» PROVIDED RECORDS:
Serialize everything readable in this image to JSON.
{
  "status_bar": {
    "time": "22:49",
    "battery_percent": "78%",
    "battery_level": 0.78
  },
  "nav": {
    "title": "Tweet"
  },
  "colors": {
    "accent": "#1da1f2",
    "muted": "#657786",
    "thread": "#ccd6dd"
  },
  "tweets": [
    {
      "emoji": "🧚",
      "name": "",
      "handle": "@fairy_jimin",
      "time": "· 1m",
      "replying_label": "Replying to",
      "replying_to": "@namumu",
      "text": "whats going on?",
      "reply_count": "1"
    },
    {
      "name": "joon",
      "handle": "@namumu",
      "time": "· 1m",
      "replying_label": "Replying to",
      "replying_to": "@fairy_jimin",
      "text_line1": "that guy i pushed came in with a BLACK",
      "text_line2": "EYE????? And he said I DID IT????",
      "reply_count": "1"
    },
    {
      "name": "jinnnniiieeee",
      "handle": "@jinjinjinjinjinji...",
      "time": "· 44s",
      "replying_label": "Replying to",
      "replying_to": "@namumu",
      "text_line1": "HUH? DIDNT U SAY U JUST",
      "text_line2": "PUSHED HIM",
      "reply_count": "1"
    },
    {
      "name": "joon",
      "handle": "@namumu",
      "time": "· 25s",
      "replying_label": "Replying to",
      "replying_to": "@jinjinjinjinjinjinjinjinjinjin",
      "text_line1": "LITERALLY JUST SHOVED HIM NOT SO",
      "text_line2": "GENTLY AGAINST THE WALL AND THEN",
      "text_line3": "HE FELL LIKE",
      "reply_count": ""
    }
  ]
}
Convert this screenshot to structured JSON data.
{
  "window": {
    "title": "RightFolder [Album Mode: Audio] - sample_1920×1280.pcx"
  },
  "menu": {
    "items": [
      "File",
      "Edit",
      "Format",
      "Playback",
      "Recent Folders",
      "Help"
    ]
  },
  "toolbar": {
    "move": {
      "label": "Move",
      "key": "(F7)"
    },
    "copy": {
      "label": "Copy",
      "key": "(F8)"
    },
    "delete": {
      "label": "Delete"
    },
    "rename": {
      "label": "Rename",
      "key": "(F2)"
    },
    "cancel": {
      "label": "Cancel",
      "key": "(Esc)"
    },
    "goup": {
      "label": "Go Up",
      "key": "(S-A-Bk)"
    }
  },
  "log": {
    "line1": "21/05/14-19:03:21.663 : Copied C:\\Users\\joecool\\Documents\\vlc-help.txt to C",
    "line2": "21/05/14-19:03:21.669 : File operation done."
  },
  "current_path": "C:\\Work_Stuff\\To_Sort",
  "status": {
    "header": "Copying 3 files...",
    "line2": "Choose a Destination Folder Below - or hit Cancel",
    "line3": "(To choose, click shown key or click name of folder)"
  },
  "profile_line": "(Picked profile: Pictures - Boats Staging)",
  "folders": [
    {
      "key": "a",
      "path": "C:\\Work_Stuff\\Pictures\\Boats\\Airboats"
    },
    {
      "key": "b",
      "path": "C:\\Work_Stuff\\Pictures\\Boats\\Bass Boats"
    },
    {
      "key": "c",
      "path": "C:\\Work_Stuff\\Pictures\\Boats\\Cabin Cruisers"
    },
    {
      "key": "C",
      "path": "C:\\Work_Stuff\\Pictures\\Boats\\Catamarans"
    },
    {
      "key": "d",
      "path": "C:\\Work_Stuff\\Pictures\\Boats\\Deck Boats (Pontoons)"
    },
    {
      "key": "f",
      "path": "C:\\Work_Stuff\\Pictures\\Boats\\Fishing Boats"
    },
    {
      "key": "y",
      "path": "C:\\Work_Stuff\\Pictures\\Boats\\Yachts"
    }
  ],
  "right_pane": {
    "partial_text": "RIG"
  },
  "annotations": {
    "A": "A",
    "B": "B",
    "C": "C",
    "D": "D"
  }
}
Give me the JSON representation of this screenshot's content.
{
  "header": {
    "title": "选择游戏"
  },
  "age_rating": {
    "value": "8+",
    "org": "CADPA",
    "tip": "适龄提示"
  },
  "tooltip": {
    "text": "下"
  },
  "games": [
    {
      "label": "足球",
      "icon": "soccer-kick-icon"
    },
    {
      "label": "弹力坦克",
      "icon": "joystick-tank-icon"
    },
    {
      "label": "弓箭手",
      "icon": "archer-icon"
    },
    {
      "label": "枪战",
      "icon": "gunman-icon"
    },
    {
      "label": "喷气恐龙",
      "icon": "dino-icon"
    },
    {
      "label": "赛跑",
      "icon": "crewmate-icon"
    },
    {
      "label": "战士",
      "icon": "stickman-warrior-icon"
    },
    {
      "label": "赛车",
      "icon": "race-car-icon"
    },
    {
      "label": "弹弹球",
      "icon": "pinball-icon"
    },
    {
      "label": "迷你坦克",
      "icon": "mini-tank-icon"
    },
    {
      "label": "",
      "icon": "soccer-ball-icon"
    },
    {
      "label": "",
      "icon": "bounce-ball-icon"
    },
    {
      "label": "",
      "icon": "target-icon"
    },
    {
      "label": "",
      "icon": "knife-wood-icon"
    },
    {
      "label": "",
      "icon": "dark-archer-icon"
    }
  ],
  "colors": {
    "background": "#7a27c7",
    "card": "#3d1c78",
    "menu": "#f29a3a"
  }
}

» TASK REQUIREMENTS: All of the data needs to be printed once more, exactly.

» RESULT OF THE TASK:
Serialize everything readable in this image to JSON.
{
  "status_bar": {
    "time": "22:49",
    "battery_percent": "78%",
    "battery_level": 0.78
  },
  "nav": {
    "title": "Tweet"
  },
  "colors": {
    "accent": "#1da1f2",
    "muted": "#657786",
    "thread": "#ccd6dd"
  },
  "tweets": [
    {
      "emoji": "🧚",
      "name": "",
      "handle": "@fairy_jimin",
      "time": "· 1m",
      "replying_label": "Replying to",
      "replying_to": "@namumu",
      "text": "whats going on?",
      "reply_count": "1"
    },
    {
      "name": "joon",
      "handle": "@namumu",
      "time": "· 1m",
      "replying_label": "Replying to",
      "replying_to": "@fairy_jimin",
      "text_line1": "that guy i pushed came in with a BLACK",
      "text_line2": "EYE????? And he said I DID IT????",
      "reply_count": "1"
    },
    {
      "name": "jinnnniiieeee",
      "handle": "@jinjinjinjinjinji...",
      "time": "· 44s",
      "replying_label": "Replying to",
      "replying_to": "@namumu",
      "text_line1": "HUH? DIDNT U SAY U JUST",
      "text_line2": "PUSHED HIM",
      "reply_count": "1"
    },
    {
      "name": "joon",
      "handle": "@namumu",
      "time": "· 25s",
      "replying_label": "Replying to",
      "replying_to": "@jinjinjinjinjinjinjinjinjinjin",
      "text_line1": "LITERALLY JUST SHOVED HIM NOT SO",
      "text_line2": "GENTLY AGAINST THE WALL AND THEN",
      "text_line3": "HE FELL LIKE",
      "reply_count": ""
    }
  ]
}
Convert this screenshot to structured JSON data.
{
  "window": {
    "title": "RightFolder [Album Mode: Audio] - sample_1920×1280.pcx"
  },
  "menu": {
    "items": [
      "File",
      "Edit",
      "Format",
      "Playback",
      "Recent Folders",
      "Help"
    ]
  },
  "toolbar": {
    "move": {
      "label": "Move",
      "key": "(F7)"
    },
    "copy": {
      "label": "Copy",
      "key": "(F8)"
    },
    "delete": {
      "label": "Delete"
    },
    "rename": {
      "label": "Rename",
      "key": "(F2)"
    },
    "cancel": {
      "label": "Cancel",
      "key": "(Esc)"
    },
    "goup": {
      "label": "Go Up",
      "key": "(S-A-Bk)"
    }
  },
  "log": {
    "line1": "21/05/14-19:03:21.663 : Copied C:\\Users\\joecool\\Documents\\vlc-help.txt to C",
    "line2": "21/05/14-19:03:21.669 : File operation done."
  },
  "current_path": "C:\\Work_Stuff\\To_Sort",
  "status": {
    "header": "Copying 3 files...",
    "line2": "Choose a Destination Folder Below - or hit Cancel",
    "line3": "(To choose, click shown key or click name of folder)"
  },
  "profile_line": "(Picked profile: Pictures - Boats Staging)",
  "folders": [
    {
      "key": "a",
      "path": "C:\\Work_Stuff\\Pictures\\Boats\\Airboats"
    },
    {
      "key": "b",
      "path": "C:\\Work_Stuff\\Pictures\\Boats\\Bass Boats"
    },
    {
      "key": "c",
      "path": "C:\\Work_Stuff\\Pictures\\Boats\\Cabin Cruisers"
    },
    {
      "key": "C",
      "path": "C:\\Work_Stuff\\Pictures\\Boats\\Catamarans"
    },
    {
      "key": "d",
      "path": "C:\\Work_Stuff\\Pictures\\Boats\\Deck Boats (Pontoons)"
    },
    {
      "key": "f",
      "path": "C:\\Work_Stuff\\Pictures\\Boats\\Fishing Boats"
    },
    {
      "key": "y",
      "path": "C:\\Work_Stuff\\Pictures\\Boats\\Yachts"
    }
  ],
  "right_pane": {
    "partial_text": "RIG"
  },
  "annotations": {
    "A": "A",
    "B": "B",
    "C": "C",
    "D": "D"
  }
}
Give me the JSON representation of this screenshot's content.
{
  "header": {
    "title": "选择游戏"
  },
  "age_rating": {
    "value": "8+",
    "org": "CADPA",
    "tip": "适龄提示"
  },
  "tooltip": {
    "text": "下"
  },
  "games": [
    {
      "label": "足球",
      "icon": "soccer-kick-icon"
    },
    {
      "label": "弹力坦克",
      "icon": "joystick-tank-icon"
    },
    {
      "label": "弓箭手",
      "icon": "archer-icon"
    },
    {
      "label": "枪战",
      "icon": "gunman-icon"
    },
    {
      "label": "喷气恐龙",
      "icon": "dino-icon"
    },
    {
      "label": "赛跑",
      "icon": "crewmate-icon"
    },
    {
      "label": "战士",
      "icon": "stickman-warrior-icon"
    },
    {
      "label": "赛车",
      "icon": "race-car-icon"
    },
    {
      "label": "弹弹球",
      "icon": "pinball-icon"
    },
    {
      "label": "迷你坦克",
      "icon": "mini-tank-icon"
    },
    {
      "label": "",
      "icon": "soccer-ball-icon"
    },
    {
      "label": "",
      "icon": "bounce-ball-icon"
    },
    {
      "label": "",
      "icon": "target-icon"
    },
    {
      "label": "",
      "icon": "knife-wood-icon"
    },
    {
      "label": "",
      "icon": "dark-archer-icon"
    }
  ],
  "colors": {
    "background": "#7a27c7",
    "card": "#3d1c78",
    "menu": "#f29a3a"
  }
}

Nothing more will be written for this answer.